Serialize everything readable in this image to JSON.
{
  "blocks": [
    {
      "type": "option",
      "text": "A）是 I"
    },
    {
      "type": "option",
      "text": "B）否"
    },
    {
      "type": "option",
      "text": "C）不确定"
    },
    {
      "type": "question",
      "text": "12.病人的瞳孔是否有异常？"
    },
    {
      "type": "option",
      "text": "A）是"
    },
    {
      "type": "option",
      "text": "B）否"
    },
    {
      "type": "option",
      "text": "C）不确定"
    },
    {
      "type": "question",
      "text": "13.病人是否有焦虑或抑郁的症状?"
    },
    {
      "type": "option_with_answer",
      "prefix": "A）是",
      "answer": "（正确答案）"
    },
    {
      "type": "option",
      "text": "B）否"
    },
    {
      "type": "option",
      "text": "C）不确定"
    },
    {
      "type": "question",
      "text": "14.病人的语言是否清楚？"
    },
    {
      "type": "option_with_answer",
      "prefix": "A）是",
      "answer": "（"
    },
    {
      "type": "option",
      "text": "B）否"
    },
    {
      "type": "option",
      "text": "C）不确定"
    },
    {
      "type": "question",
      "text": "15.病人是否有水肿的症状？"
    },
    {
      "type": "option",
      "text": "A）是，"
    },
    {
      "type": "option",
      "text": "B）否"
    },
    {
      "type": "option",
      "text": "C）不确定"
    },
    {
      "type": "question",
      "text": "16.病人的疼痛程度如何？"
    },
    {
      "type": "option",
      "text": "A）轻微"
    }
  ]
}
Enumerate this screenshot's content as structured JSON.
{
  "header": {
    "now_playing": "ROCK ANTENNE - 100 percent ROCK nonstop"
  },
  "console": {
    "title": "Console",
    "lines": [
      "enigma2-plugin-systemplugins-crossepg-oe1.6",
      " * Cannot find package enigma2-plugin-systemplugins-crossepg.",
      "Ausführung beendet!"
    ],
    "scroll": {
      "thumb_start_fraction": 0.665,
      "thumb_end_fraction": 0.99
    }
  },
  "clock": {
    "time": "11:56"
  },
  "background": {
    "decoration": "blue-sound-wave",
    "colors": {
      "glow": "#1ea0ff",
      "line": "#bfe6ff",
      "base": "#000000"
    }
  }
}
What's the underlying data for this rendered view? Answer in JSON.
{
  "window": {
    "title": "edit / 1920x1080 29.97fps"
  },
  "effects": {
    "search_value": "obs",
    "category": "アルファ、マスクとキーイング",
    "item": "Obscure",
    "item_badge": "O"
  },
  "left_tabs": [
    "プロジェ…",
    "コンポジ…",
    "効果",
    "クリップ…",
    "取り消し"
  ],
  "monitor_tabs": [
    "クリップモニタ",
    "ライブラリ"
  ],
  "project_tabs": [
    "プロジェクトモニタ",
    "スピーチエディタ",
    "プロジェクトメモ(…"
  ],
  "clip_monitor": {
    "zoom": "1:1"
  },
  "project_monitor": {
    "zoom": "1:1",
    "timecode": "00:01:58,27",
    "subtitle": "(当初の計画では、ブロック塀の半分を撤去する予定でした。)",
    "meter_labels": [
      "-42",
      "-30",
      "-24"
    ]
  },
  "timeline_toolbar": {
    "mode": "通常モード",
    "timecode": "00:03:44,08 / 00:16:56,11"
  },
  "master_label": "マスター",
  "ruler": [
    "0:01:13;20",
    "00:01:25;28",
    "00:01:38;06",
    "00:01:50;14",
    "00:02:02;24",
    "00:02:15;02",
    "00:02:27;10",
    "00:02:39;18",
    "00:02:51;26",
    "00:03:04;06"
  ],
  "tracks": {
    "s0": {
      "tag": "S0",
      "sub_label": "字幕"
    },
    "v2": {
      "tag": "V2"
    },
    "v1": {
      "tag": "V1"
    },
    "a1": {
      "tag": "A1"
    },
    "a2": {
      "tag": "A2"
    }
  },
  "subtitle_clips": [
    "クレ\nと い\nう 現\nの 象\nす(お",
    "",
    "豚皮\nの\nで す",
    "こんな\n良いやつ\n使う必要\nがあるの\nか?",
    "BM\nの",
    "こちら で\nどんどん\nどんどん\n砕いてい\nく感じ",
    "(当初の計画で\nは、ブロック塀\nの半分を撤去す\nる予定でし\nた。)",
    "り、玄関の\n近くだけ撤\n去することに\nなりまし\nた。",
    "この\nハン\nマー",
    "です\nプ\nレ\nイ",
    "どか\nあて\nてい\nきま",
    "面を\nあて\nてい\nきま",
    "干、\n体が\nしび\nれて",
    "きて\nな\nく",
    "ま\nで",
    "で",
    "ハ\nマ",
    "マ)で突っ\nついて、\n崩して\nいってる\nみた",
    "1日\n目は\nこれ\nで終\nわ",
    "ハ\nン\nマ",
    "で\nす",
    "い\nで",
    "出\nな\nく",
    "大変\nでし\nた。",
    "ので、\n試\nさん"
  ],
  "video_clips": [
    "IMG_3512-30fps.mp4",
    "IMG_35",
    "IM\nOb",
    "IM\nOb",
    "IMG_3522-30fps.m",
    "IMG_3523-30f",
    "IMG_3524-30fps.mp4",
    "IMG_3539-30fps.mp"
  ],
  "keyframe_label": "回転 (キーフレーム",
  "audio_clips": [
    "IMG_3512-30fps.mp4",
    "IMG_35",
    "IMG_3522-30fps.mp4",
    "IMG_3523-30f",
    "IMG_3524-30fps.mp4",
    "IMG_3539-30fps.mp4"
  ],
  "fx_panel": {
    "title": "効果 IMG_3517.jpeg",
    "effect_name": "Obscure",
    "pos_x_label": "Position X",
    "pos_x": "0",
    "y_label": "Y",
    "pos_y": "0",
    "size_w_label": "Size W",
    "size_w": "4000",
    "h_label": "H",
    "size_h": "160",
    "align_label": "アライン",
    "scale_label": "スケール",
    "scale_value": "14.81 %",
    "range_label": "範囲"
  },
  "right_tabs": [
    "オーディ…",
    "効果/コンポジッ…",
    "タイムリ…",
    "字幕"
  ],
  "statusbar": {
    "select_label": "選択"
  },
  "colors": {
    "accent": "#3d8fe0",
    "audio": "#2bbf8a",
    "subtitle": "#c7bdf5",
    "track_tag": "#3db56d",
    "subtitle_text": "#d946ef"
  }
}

## WRITTEN REQUEST
Give every line of the material again, exactly as it reads.

## OUTPUT
Serialize everything readable in this image to JSON.
{
  "blocks": [
    {
      "type": "option",
      "text": "A）是 I"
    },
    {
      "type": "option",
      "text": "B）否"
    },
    {
      "type": "option",
      "text": "C）不确定"
    },
    {
      "type": "question",
      "text": "12.病人的瞳孔是否有异常？"
    },
    {
      "type": "option",
      "text": "A）是"
    },
    {
      "type": "option",
      "text": "B）否"
    },
    {
      "type": "option",
      "text": "C）不确定"
    },
    {
      "type": "question",
      "text": "13.病人是否有焦虑或抑郁的症状?"
    },
    {
      "type": "option_with_answer",
      "prefix": "A）是",
      "answer": "（正确答案）"
    },
    {
      "type": "option",
      "text": "B）否"
    },
    {
      "type": "option",
      "text": "C）不确定"
    },
    {
      "type": "question",
      "text": "14.病人的语言是否清楚？"
    },
    {
      "type": "option_with_answer",
      "prefix": "A）是",
      "answer": "（"
    },
    {
      "type": "option",
      "text": "B）否"
    },
    {
      "type": "option",
      "text": "C）不确定"
    },
    {
      "type": "question",
      "text": "15.病人是否有水肿的症状？"
    },
    {
      "type": "option",
      "text": "A）是，"
    },
    {
      "type": "option",
      "text": "B）否"
    },
    {
      "type": "option",
      "text": "C）不确定"
    },
    {
      "type": "question",
      "text": "16.病人的疼痛程度如何？"
    },
    {
      "type": "option",
      "text": "A）轻微"
    }
  ]
}
Enumerate this screenshot's content as structured JSON.
{
  "header": {
    "now_playing": "ROCK ANTENNE - 100 percent ROCK nonstop"
  },
  "console": {
    "title": "Console",
    "lines": [
      "enigma2-plugin-systemplugins-crossepg-oe1.6",
      " * Cannot find package enigma2-plugin-systemplugins-crossepg.",
      "Ausführung beendet!"
    ],
    "scroll": {
      "thumb_start_fraction": 0.665,
      "thumb_end_fraction": 0.99
    }
  },
  "clock": {
    "time": "11:56"
  },
  "background": {
    "decoration": "blue-sound-wave",
    "colors": {
      "glow": "#1ea0ff",
      "line": "#bfe6ff",
      "base": "#000000"
    }
  }
}
What's the underlying data for this rendered view? Answer in JSON.
{
  "window": {
    "title": "edit / 1920x1080 29.97fps"
  },
  "effects": {
    "search_value": "obs",
    "category": "アルファ、マスクとキーイング",
    "item": "Obscure",
    "item_badge": "O"
  },
  "left_tabs": [
    "プロジェ…",
    "コンポジ…",
    "効果",
    "クリップ…",
    "取り消し"
  ],
  "monitor_tabs": [
    "クリップモニタ",
    "ライブラリ"
  ],
  "project_tabs": [
    "プロジェクトモニタ",
    "スピーチエディタ",
    "プロジェクトメモ(…"
  ],
  "clip_monitor": {
    "zoom": "1:1"
  },
  "project_monitor": {
    "zoom": "1:1",
    "timecode": "00:01:58,27",
    "subtitle": "(当初の計画では、ブロック塀の半分を撤去する予定でした。)",
    "meter_labels": [
      "-42",
      "-30",
      "-24"
    ]
  },
  "timeline_toolbar": {
    "mode": "通常モード",
    "timecode": "00:03:44,08 / 00:16:56,11"
  },
  "master_label": "マスター",
  "ruler": [
    "0:01:13;20",
    "00:01:25;28",
    "00:01:38;06",
    "00:01:50;14",
    "00:02:02;24",
    "00:02:15;02",
    "00:02:27;10",
    "00:02:39;18",
    "00:02:51;26",
    "00:03:04;06"
  ],
  "tracks": {
    "s0": {
      "tag": "S0",
      "sub_label": "字幕"
    },
    "v2": {
      "tag": "V2"
    },
    "v1": {
      "tag": "V1"
    },
    "a1": {
      "tag": "A1"
    },
    "a2": {
      "tag": "A2"
    }
  },
  "subtitle_clips": [
    "クレ\nと い\nう 現\nの 象\nす(お",
    "",
    "豚皮\nの\nで す",
    "こんな\n良いやつ\n使う必要\nがあるの\nか?",
    "BM\nの",
    "こちら で\nどんどん\nどんどん\n砕いてい\nく感じ",
    "(当初の計画で\nは、ブロック塀\nの半分を撤去す\nる予定でし\nた。)",
    "り、玄関の\n近くだけ撤\n去することに\nなりまし\nた。",
    "この\nハン\nマー",
    "です\nプ\nレ\nイ",
    "どか\nあて\nてい\nきま",
    "面を\nあて\nてい\nきま",
    "干、\n体が\nしび\nれて",
    "きて\nな\nく",
    "ま\nで",
    "で",
    "ハ\nマ",
    "マ)で突っ\nついて、\n崩して\nいってる\nみた",
    "1日\n目は\nこれ\nで終\nわ",
    "ハ\nン\nマ",
    "で\nす",
    "い\nで",
    "出\nな\nく",
    "大変\nでし\nた。",
    "ので、\n試\nさん"
  ],
  "video_clips": [
    "IMG_3512-30fps.mp4",
    "IMG_35",
    "IM\nOb",
    "IM\nOb",
    "IMG_3522-30fps.m",
    "IMG_3523-30f",
    "IMG_3524-30fps.mp4",
    "IMG_3539-30fps.mp"
  ],
  "keyframe_label": "回転 (キーフレーム",
  "audio_clips": [
    "IMG_3512-30fps.mp4",
    "IMG_35",
    "IMG_3522-30fps.mp4",
    "IMG_3523-30f",
    "IMG_3524-30fps.mp4",
    "IMG_3539-30fps.mp4"
  ],
  "fx_panel": {
    "title": "効果 IMG_3517.jpeg",
    "effect_name": "Obscure",
    "pos_x_label": "Position X",
    "pos_x": "0",
    "y_label": "Y",
    "pos_y": "0",
    "size_w_label": "Size W",
    "size_w": "4000",
    "h_label": "H",
    "size_h": "160",
    "align_label": "アライン",
    "scale_label": "スケール",
    "scale_value": "14.81 %",
    "range_label": "範囲"
  },
  "right_tabs": [
    "オーディ…",
    "効果/コンポジッ…",
    "タイムリ…",
    "字幕"
  ],
  "statusbar": {
    "select_label": "選択"
  },
  "colors": {
    "accent": "#3d8fe0",
    "audio": "#2bbf8a",
    "subtitle": "#c7bdf5",
    "track_tag": "#3db56d",
    "subtitle_text": "#d946ef"
  }
}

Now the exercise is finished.